> [Problem requirements]: Report all lines holding "size".

-- Start Task inputs --

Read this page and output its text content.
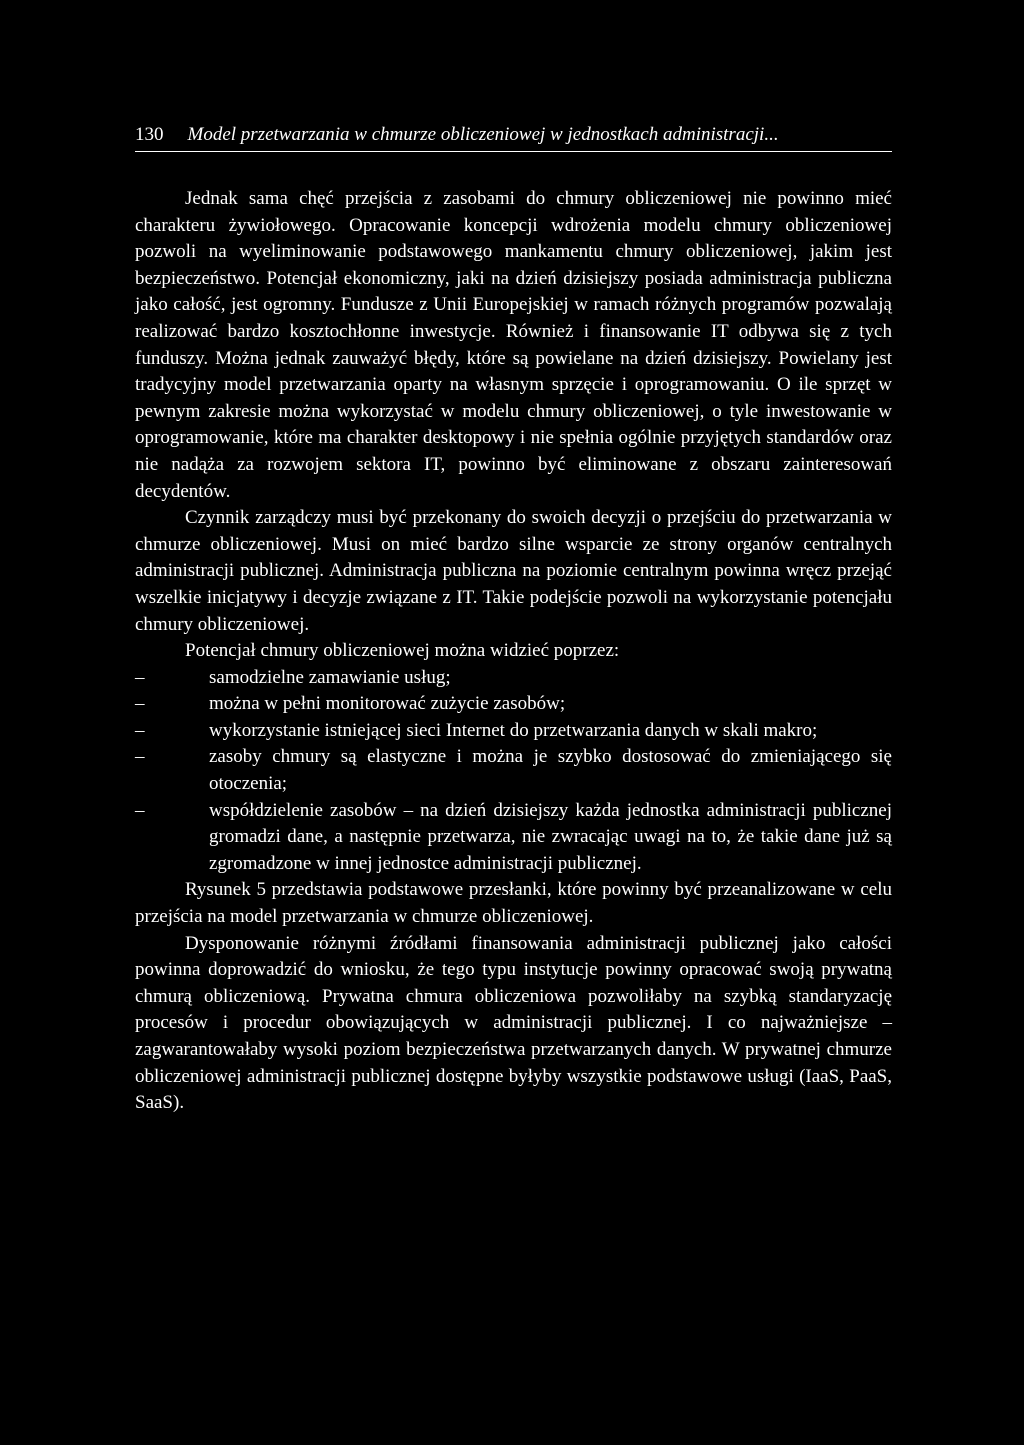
130 Model przetwarzania w chmurze obliczeniowej w jednostkach administracji...

Jednak sama chęć przejścia z zasobami do chmury obliczeniowej nie powinno mieć charakteru żywiołowego. Opracowanie koncepcji wdrożenia modelu chmury obliczeniowej pozwoli na wyeliminowanie podstawowego mankamentu chmury obliczeniowej, jakim jest bezpieczeństwo. Potencjał ekonomiczny, jaki na dzień dzisiejszy posiada administracja publiczna jako całość, jest ogromny. Fundusze z Unii Europejskiej w ramach różnych programów pozwalają realizować bardzo kosztochłonne inwestycje. Również i finansowanie IT odbywa się z tych funduszy. Można jednak zauważyć błędy, które są powielane na dzień dzisiejszy. Powielany jest tradycyjny model przetwarzania oparty na własnym sprzęcie i oprogramowaniu. O ile sprzęt w pewnym zakresie można wykorzystać w modelu chmury obliczeniowej, o tyle inwestowanie w oprogramowanie, które ma charakter desktopowy i nie spełnia ogólnie przyjętych standardów oraz nie nadąża za rozwojem sektora IT, powinno być eliminowane z obszaru zainteresowań decydentów.

Czynnik zarządczy musi być przekonany do swoich decyzji o przejściu do przetwarzania w chmurze obliczeniowej. Musi on mieć bardzo silne wsparcie ze strony organów centralnych administracji publicznej. Administracja publiczna na poziomie centralnym powinna wręcz przejąć wszelkie inicjatywy i decyzje związane z IT. Takie podejście pozwoli na wykorzystanie potencjału chmury obliczeniowej.

Potencjał chmury obliczeniowej można widzieć poprzez:

–	samodzielne zamawianie usług;
–	można w pełni monitorować zużycie zasobów;
–	wykorzystanie istniejącej sieci Internet do przetwarzania danych w skali makro;
–	zasoby chmury są elastyczne i można je szybko dostosować do zmieniającego się otoczenia;
–	współdzielenie zasobów – na dzień dzisiejszy każda jednostka administracji publicznej gromadzi dane, a następnie przetwarza, nie zwracając uwagi na to, że takie dane już są zgromadzone w innej jednostce administracji publicznej.

Rysunek 5 przedstawia podstawowe przesłanki, które powinny być przeanalizowane w celu przejścia na model przetwarzania w chmurze obliczeniowej.

Dysponowanie różnymi źródłami finansowania administracji publicznej jako całości powinna doprowadzić do wniosku, że tego typu instytucje powinny opracować swoją prywatną chmurą obliczeniową. Prywatna chmura obliczeniowa pozwoliłaby na szybką standaryzację procesów i procedur obowiązujących w administracji publicznej. I co najważniejsze – zagwarantowałaby wysoki poziom bezpieczeństwa przetwarzanych danych. W prywatnej chmurze obliczeniowej administracji publicznej dostępne byłyby wszystkie podstawowe usługi (IaaS, PaaS, SaaS).
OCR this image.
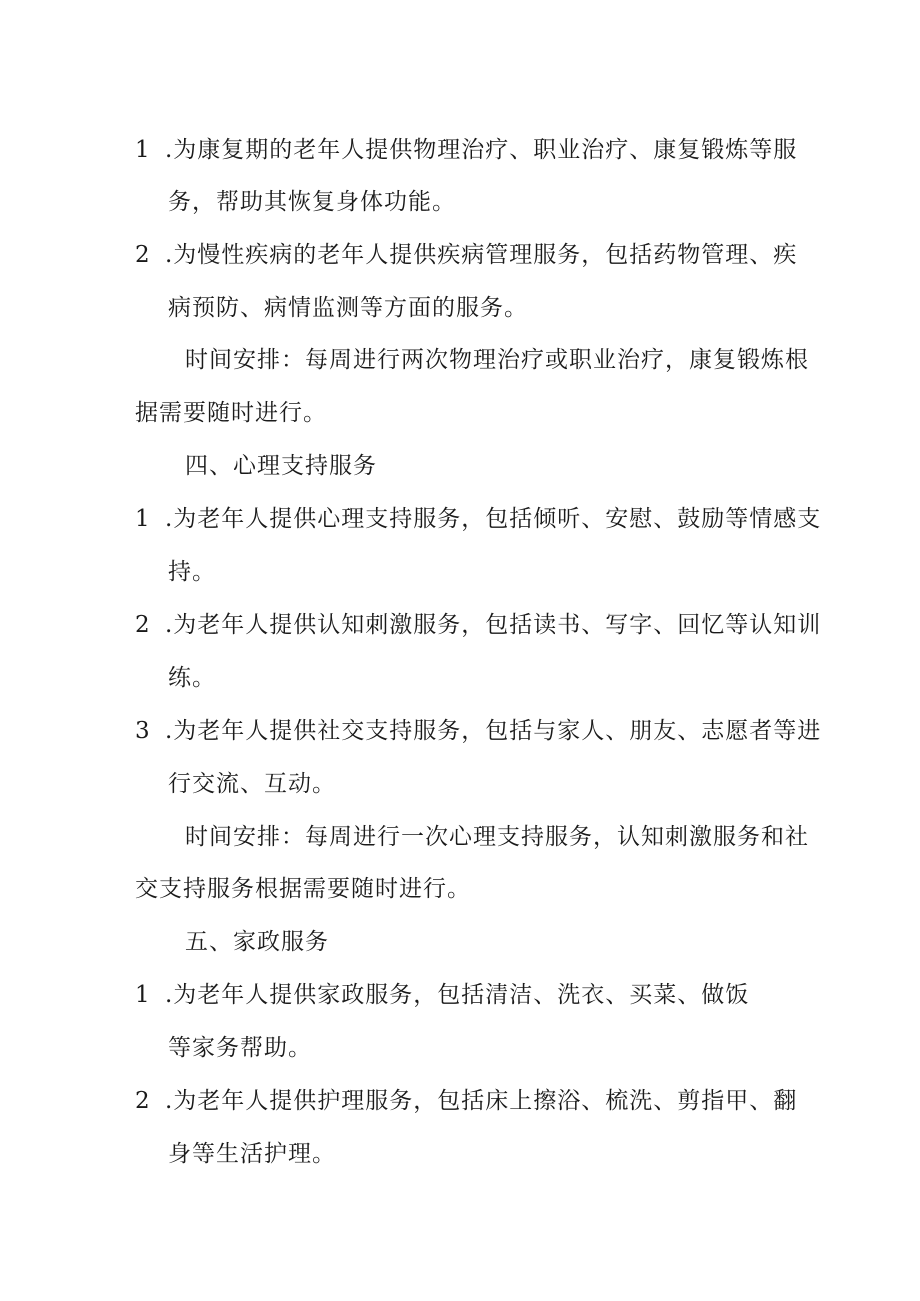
1 .为康复期的老年人提供物理治疗、职业治疗、康复锻炼等服
务，帮助其恢复身体功能。
2 .为慢性疾病的老年人提供疾病管理服务，包括药物管理、疾
病预防、病情监测等方面的服务。
时间安排：每周进行两次物理治疗或职业治疗，康复锻炼根
据需要随时进行。
四、心理支持服务
1 .为老年人提供心理支持服务，包括倾听、安慰、鼓励等情感支
持。
2 .为老年人提供认知刺激服务，包括读书、写字、回忆等认知训
练。
3 .为老年人提供社交支持服务，包括与家人、朋友、志愿者等进
行交流、互动。
时间安排：每周进行一次心理支持服务，认知刺激服务和社
交支持服务根据需要随时进行。
五、家政服务
1 .为老年人提供家政服务，包括清洁、洗衣、买菜、做饭
等家务帮助。
2 .为老年人提供护理服务，包括床上擦浴、梳洗、剪指甲、翻
身等生活护理。
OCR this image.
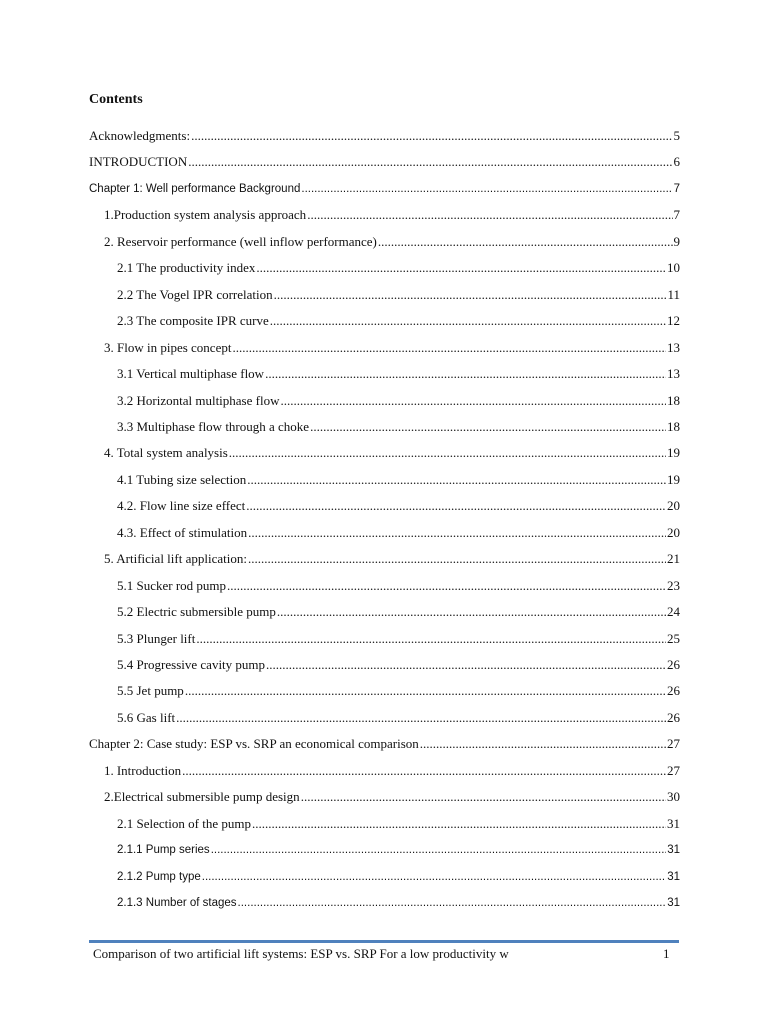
Contents
Acknowledgments: .....	5
INTRODUCTION .....	6
Chapter 1: Well performance Background .....	7
1. Production system analysis approach .....	7
2. Reservoir performance (well inflow performance) .....	9
2.1 The productivity index .....	10
2.2 The Vogel IPR correlation .....	11
2.3 The composite IPR curve .....	12
3. Flow in pipes concept .....	13
3.1 Vertical multiphase flow .....	13
3.2 Horizontal multiphase flow .....	18
3.3 Multiphase flow through a choke .....	18
4. Total system analysis .....	19
4.1 Tubing size selection .....	19
4.2. Flow line size effect .....	20
4.3. Effect of stimulation .....	20
5. Artificial lift application: .....	21
5.1 Sucker rod pump .....	23
5.2 Electric submersible pump .....	24
5.3 Plunger lift .....	25
5.4 Progressive cavity pump .....	26
5.5 Jet pump .....	26
5.6 Gas lift .....	26
Chapter 2: Case study: ESP vs. SRP an economical comparison .....	27
1. Introduction .....	27
2. Electrical submersible pump design .....	30
2.1 Selection of the pump .....	31
2.1.1 Pump series .....	31
2.1.2 Pump type .....	31
2.1.3 Number of stages .....	31
Comparison of two artificial lift systems: ESP vs. SRP For a low productivity w	1
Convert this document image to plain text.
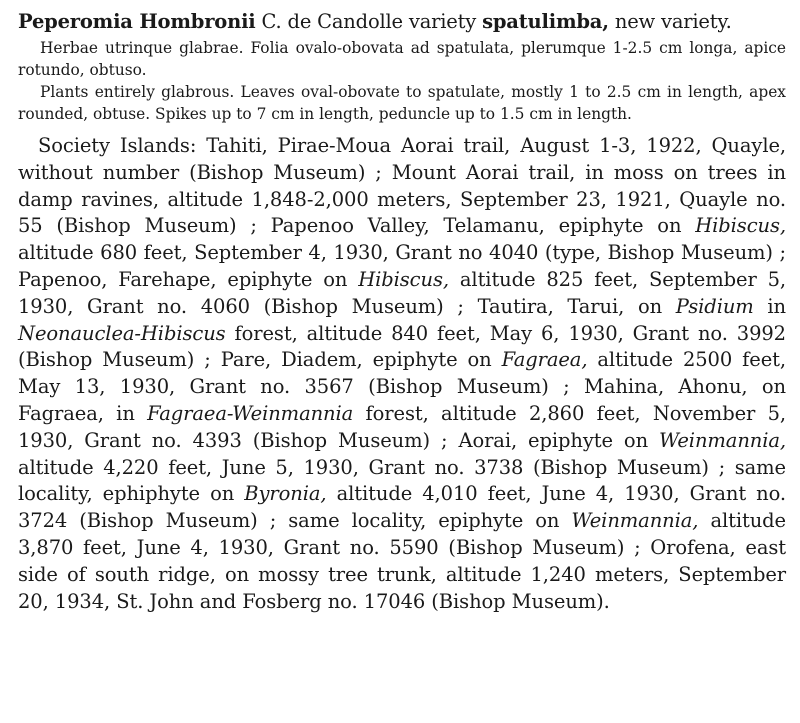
Peperomia Hombronii C. de Candolle variety spatulimba, new variety.

Herbae utrinque glabrae. Folia ovalo-obovata ad spatulata, plerumque 1-2.5 cm longa, apice rotundo, obtuso.

Plants entirely glabrous. Leaves oval-obovate to spatulate, mostly 1 to 2.5 cm in length, apex rounded, obtuse. Spikes up to 7 cm in length, peduncle up to 1.5 cm in length.

Society Islands: Tahiti, Pirae-Moua Aorai trail, August 1-3, 1922, Quayle, without number (Bishop Museum) ; Mount Aorai trail, in moss on trees in damp ravines, altitude 1,848-2,000 meters, September 23, 1921, Quayle no. 55 (Bishop Museum) ; Papenoo Valley, Telamanu, epiphyte on Hibiscus, altitude 680 feet, September 4, 1930, Grant no 4040 (type, Bishop Museum) ; Papenoo, Farehape, epiphyte on Hibiscus, altitude 825 feet, September 5, 1930, Grant no. 4060 (Bishop Museum) ; Tautira, Tarui, on Psidium in Neonauclea-Hibiscus forest, altitude 840 feet, May 6, 1930, Grant no. 3992 (Bishop Museum) ; Pare, Diadem, epiphyte on Fagraea, altitude 2500 feet, May 13, 1930, Grant no. 3567 (Bishop Museum) ; Mahina, Ahonu, on Fagraea, in Fagraea-Weinmannia forest, altitude 2,860 feet, November 5, 1930, Grant no. 4393 (Bishop Museum) ; Aorai, epiphyte on Weinmannia, altitude 4,220 feet, June 5, 1930, Grant no. 3738 (Bishop Museum) ; same locality, ephiphyte on Byronia, altitude 4,010 feet, June 4, 1930, Grant no. 3724 (Bishop Museum) ; same locality, epiphyte on Weinmannia, altitude 3,870 feet, June 4, 1930, Grant no. 5590 (Bishop Museum) ; Orofena, east side of south ridge, on mossy tree trunk, altitude 1,240 meters, September 20, 1934, St. John and Fosberg no. 17046 (Bishop Museum).
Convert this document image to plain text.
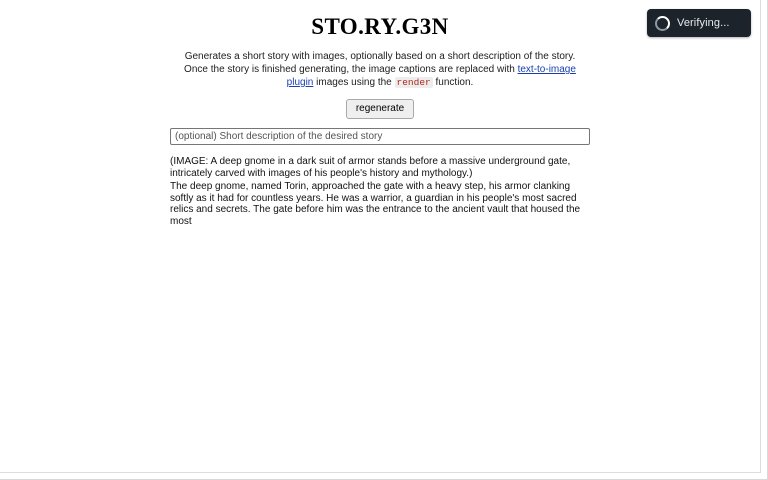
Verifying...
STO.RY.G3N
Generates a short story with images, optionally based on a short description of the story. Once the story is finished generating, the image captions are replaced with text-to-image plugin images using the render function.
regenerate
(optional) Short description of the desired story

(IMAGE: A deep gnome in a dark suit of armor stands before a massive underground gate, intricately carved with images of his people's history and mythology.)

The deep gnome, named Torin, approached the gate with a heavy step, his armor clanking softly as it had for countless years. He was a warrior, a guardian in his people's most sacred relics and secrets. The gate before him was the entrance to the ancient vault that housed the most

-- End Task inputs --

> [Task answer]:
4.1 Tubing size selection .....	19
4.2. Flow line size effect .....	20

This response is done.